+++ DATA FOR THE TASK +++

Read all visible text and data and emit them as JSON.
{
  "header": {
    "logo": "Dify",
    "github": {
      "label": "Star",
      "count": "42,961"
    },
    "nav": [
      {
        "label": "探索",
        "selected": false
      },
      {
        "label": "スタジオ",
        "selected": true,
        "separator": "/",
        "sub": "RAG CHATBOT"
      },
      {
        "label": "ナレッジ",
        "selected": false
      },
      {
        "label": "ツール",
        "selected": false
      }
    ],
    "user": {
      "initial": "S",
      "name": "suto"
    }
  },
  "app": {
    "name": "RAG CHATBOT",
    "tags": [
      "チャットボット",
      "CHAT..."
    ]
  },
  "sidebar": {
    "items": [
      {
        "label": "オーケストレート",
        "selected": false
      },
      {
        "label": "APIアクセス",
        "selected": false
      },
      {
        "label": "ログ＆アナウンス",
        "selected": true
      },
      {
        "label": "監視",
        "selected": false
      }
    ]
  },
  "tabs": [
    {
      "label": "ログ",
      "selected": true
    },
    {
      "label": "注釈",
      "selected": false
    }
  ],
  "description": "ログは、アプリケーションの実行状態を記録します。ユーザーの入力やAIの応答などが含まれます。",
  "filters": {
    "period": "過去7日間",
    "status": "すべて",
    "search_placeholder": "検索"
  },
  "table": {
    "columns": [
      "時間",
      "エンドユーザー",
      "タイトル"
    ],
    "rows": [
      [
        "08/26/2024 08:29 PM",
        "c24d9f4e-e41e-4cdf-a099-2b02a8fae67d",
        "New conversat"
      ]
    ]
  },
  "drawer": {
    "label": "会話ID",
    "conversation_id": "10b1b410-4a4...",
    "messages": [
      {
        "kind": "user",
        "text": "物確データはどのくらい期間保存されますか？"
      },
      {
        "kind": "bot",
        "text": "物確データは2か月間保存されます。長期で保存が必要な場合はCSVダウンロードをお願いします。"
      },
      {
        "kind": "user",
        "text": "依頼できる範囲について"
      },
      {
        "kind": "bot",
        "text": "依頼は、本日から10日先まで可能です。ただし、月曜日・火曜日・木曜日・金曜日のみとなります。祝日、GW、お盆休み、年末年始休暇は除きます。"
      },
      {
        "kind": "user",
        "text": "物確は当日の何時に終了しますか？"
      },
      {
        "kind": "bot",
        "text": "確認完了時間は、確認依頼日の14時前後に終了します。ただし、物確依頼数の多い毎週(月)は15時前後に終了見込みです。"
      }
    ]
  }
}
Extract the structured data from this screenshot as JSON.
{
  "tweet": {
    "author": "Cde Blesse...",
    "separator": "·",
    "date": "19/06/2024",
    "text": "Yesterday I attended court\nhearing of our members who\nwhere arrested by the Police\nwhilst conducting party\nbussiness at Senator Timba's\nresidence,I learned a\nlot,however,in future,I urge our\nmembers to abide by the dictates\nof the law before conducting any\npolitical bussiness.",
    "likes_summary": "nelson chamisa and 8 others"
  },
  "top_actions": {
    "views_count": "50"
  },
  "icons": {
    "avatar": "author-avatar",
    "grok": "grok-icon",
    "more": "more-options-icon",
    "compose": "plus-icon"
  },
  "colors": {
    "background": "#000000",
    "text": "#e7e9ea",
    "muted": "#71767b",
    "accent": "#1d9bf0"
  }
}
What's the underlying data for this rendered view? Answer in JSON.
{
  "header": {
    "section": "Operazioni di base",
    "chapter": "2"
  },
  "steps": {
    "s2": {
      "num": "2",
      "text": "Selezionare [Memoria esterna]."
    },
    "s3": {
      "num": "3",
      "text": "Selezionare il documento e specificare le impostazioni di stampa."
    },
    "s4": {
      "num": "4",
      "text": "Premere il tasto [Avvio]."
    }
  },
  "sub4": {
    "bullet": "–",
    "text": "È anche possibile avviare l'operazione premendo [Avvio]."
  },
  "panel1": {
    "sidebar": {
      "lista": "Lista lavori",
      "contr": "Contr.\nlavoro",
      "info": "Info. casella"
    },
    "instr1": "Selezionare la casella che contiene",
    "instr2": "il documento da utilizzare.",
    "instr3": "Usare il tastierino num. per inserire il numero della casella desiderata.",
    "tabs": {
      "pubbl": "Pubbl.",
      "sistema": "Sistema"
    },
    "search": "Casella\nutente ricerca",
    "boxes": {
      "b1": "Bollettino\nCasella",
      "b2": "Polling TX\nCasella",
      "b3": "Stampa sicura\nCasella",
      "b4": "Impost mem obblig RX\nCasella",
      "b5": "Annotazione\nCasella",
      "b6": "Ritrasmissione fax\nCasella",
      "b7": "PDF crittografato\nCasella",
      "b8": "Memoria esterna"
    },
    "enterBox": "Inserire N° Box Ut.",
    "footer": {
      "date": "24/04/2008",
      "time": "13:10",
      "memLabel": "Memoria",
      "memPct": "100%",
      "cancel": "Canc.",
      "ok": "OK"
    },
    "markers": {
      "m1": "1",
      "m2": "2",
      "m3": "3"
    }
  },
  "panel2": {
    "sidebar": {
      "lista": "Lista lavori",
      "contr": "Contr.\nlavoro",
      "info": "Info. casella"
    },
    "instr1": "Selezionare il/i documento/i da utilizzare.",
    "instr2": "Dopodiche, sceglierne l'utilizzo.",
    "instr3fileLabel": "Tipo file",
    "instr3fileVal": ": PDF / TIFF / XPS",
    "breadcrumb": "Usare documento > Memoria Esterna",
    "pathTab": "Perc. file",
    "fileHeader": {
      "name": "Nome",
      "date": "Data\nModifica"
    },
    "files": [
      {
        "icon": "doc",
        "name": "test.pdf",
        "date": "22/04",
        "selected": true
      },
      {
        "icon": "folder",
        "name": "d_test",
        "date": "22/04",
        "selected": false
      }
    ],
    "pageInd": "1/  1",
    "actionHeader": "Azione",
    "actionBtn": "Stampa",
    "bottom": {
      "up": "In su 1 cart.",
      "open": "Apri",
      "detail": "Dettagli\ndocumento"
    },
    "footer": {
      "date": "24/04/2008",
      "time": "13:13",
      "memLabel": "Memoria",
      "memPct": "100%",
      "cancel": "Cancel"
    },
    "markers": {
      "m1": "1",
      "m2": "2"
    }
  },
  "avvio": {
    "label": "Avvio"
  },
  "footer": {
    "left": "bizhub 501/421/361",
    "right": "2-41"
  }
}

+++

EXERCISE DIRECTIONS:
Pick each line holding the word "author" out of the listing.

ANSWER BELOW:
    "author": "Cde Blesse...",
    "avatar": "author-avatar",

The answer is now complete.